- [EXERCISE]
Copy every entry exactly as given, minus the images.

** BEGIN EXTRACTED RECORDS **

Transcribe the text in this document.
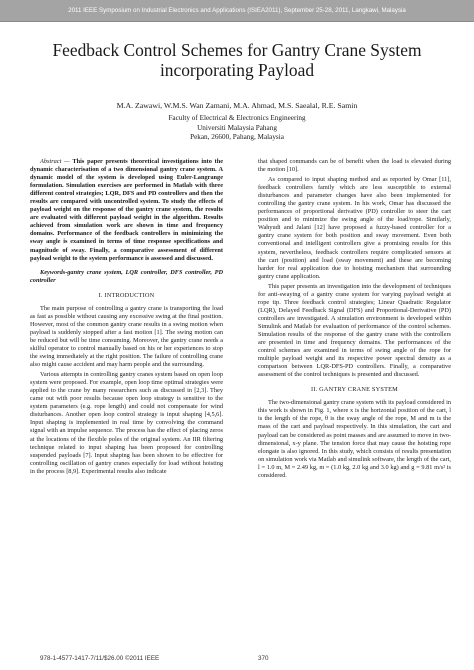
2011 IEEE Symposium on Industrial Electronics and Applications (ISIEA2011), September 25-28, 2011, Langkawi, Malaysia
Feedback Control Schemes for Gantry Crane System
incorporating Payload
M.A. Zawawi, W.M.S. Wan Zamani, M.A. Ahmad, M.S. Saealal, R.E. Samin
Faculty of Electrical & Electronics Engineering
Universiti Malaysia Pahang
Pekan, 26600, Pahang, Malaysia

Abstract — This paper presents theoretical investigations into the dynamic characterisation of a two dimensional gantry crane system. A dynamic model of the system is developed using Euler-Langrange formulation. Simulation exercises are performed in Matlab with three different control strategies; LQR, DFS and PD controllers and then the results are compared with uncontrolled system. To study the effects of payload weight on the response of the gantry crane system, the results are evaluated with different payload weight in the algorithm. Results achieved from simulation work are shown in time and frequency domains. Performance of the feedback controllers in minimizing the sway angle is examined in terms of time response specifications and magnitude of sway. Finally, a comparative assessment of different payload weight to the system performance is assessed and discussed.

Keywords-gantry crane system, LQR controller, DFS controller, PD controller

I. INTRODUCTION

The main purpose of controlling a gantry crane is transporting the load as fast as possible without causing any excessive swing at the final position. However, most of the common gantry crane results in a swing motion when payload is suddenly stopped after a fast motion [1]. The swing motion can be reduced but will be time consuming. Moreover, the gantry crane needs a skilful operator to control manually based on his or her experiences to stop the swing immediately at the right position. The failure of controlling crane also might cause accident and may harm people and the surrounding.

Various attempts in controlling gantry cranes system based on open loop system were proposed. For example, open loop time optimal strategies were applied to the crane by many researchers such as discussed in [2,3]. They came out with poor results because open loop strategy is sensitive to the system parameters (e.g. rope length) and could not compensate for wind disturbances. Another open loop control strategy is input shaping [4,5,6]. Input shaping is implemented in real time by convolving the command signal with an impulse sequence. The process has the effect of placing zeros at the locations of the flexible poles of the original system. An IIR filtering technique related to input shaping has been proposed for controlling suspended payloads [7]. Input shaping has been shown to be effective for controlling oscillation of gantry cranes especially for load without hoisting in the process [8,9]. Experimental results also indicate

that shaped commands can be of benefit when the load is elevated during the motion [10].

As compared to input shaping method and as reported by Omar [11], feedback controllers family which are less susceptible to external disturbances and parameter changes have also been implemented for controlling the gantry crane system. In his work, Omar has discussed the performances of proportional derivative (PD) controller to steer the cart position and to minimize the swing angle of the load/rope. Similarly, Wahyudi and Jalani [12] have proposed a fuzzy-based controller for a gantry crane system for both position and sway movement. Even both conventional and intelligent controllers give a promising results for this system, nevertheless, feedback controllers require complicated sensors at the cart (position) and load (sway movement) and these are becoming harder for real application due to hoisting mechanism that surrounding gantry crane application.

This paper presents an investigation into the development of techniques for anti-swaying of a gantry crane system for varying payload weight at rope tip. Three feedback control strategies; Linear Quadratic Regulator (LQR), Delayed Feedback Signal (DFS) and Proportional-Derivative (PD) controllers are investigated. A simulation environment is developed within Simulink and Matlab for evaluation of performance of the control schemes. Simulation results of the response of the gantry crane with the controllers are presented in time and frequency domains. The performances of the control schemes are examined in terms of swing angle of the rope for multiple payload weight and its respective power spectral density as a comparison between LQR-DFS-PD controllers. Finally, a comparative assessment of the control techniques is presented and discussed.

II. GANTRY CRANE SYSTEM

The two-dimensional gantry crane system with its payload considered in this work is shown in Fig. 1, where x is the horizontal position of the cart, l is the length of the rope, θ is the sway angle of the rope, M and m is the mass of the cart and payload respectively. In this simulation, the cart and payload can be considered as point masses and are assumed to move in two-dimensional, x-y plane. The tension force that may cause the hoisting rope elongate is also ignored. In this study, which consists of results presentation on simulation work via Matlab and simulink software, the length of the cart, l = 1.0 m, M = 2.49 kg, m = (1.0 kg, 2.0 kg and 3.0 kg) and g = 9.81 m/s² is considered.

978-1-4577-1417-7/11/$26.00 ©2011 IEEE	370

** END EXTRACTED RECORDS **

- [RESPONSE TO THIS TASK]
Transcribe the text in this document.
2011 IEEE Symposium on Industrial Electronics and Applications (ISIEA2011), September 25-28, 2011, Langkawi, Malaysia
Feedback Control Schemes for Gantry Crane System
incorporating Payload
M.A. Zawawi, W.M.S. Wan Zamani, M.A. Ahmad, M.S. Saealal, R.E. Samin
Faculty of Electrical & Electronics Engineering
Universiti Malaysia Pahang
Pekan, 26600, Pahang, Malaysia

Abstract — This paper presents theoretical investigations into the dynamic characterisation of a two dimensional gantry crane system. A dynamic model of the system is developed using Euler-Langrange formulation. Simulation exercises are performed in Matlab with three different control strategies; LQR, DFS and PD controllers and then the results are compared with uncontrolled system. To study the effects of payload weight on the response of the gantry crane system, the results are evaluated with different payload weight in the algorithm. Results achieved from simulation work are shown in time and frequency domains. Performance of the feedback controllers in minimizing the sway angle is examined in terms of time response specifications and magnitude of sway. Finally, a comparative assessment of different payload weight to the system performance is assessed and discussed.

Keywords-gantry crane system, LQR controller, DFS controller, PD controller

I. INTRODUCTION

The main purpose of controlling a gantry crane is transporting the load as fast as possible without causing any excessive swing at the final position. However, most of the common gantry crane results in a swing motion when payload is suddenly stopped after a fast motion [1]. The swing motion can be reduced but will be time consuming. Moreover, the gantry crane needs a skilful operator to control manually based on his or her experiences to stop the swing immediately at the right position. The failure of controlling crane also might cause accident and may harm people and the surrounding.

Various attempts in controlling gantry cranes system based on open loop system were proposed. For example, open loop time optimal strategies were applied to the crane by many researchers such as discussed in [2,3]. They came out with poor results because open loop strategy is sensitive to the system parameters (e.g. rope length) and could not compensate for wind disturbances. Another open loop control strategy is input shaping [4,5,6]. Input shaping is implemented in real time by convolving the command signal with an impulse sequence. The process has the effect of placing zeros at the locations of the flexible poles of the original system. An IIR filtering technique related to input shaping has been proposed for controlling suspended payloads [7]. Input shaping has been shown to be effective for controlling oscillation of gantry cranes especially for load without hoisting in the process [8,9]. Experimental results also indicate

that shaped commands can be of benefit when the load is elevated during the motion [10].

As compared to input shaping method and as reported by Omar [11], feedback controllers family which are less susceptible to external disturbances and parameter changes have also been implemented for controlling the gantry crane system. In his work, Omar has discussed the performances of proportional derivative (PD) controller to steer the cart position and to minimize the swing angle of the load/rope. Similarly, Wahyudi and Jalani [12] have proposed a fuzzy-based controller for a gantry crane system for both position and sway movement. Even both conventional and intelligent controllers give a promising results for this system, nevertheless, feedback controllers require complicated sensors at the cart (position) and load (sway movement) and these are becoming harder for real application due to hoisting mechanism that surrounding gantry crane application.

This paper presents an investigation into the development of techniques for anti-swaying of a gantry crane system for varying payload weight at rope tip. Three feedback control strategies; Linear Quadratic Regulator (LQR), Delayed Feedback Signal (DFS) and Proportional-Derivative (PD) controllers are investigated. A simulation environment is developed within Simulink and Matlab for evaluation of performance of the control schemes. Simulation results of the response of the gantry crane with the controllers are presented in time and frequency domains. The performances of the control schemes are examined in terms of swing angle of the rope for multiple payload weight and its respective power spectral density as a comparison between LQR-DFS-PD controllers. Finally, a comparative assessment of the control techniques is presented and discussed.

II. GANTRY CRANE SYSTEM

The two-dimensional gantry crane system with its payload considered in this work is shown in Fig. 1, where x is the horizontal position of the cart, l is the length of the rope, θ is the sway angle of the rope, M and m is the mass of the cart and payload respectively. In this simulation, the cart and payload can be considered as point masses and are assumed to move in two-dimensional, x-y plane. The tension force that may cause the hoisting rope elongate is also ignored. In this study, which consists of results presentation on simulation work via Matlab and simulink software, the length of the cart, l = 1.0 m, M = 2.49 kg, m = (1.0 kg, 2.0 kg and 3.0 kg) and g = 9.81 m/s² is considered.

978-1-4577-1417-7/11/$26.00 ©2011 IEEE	370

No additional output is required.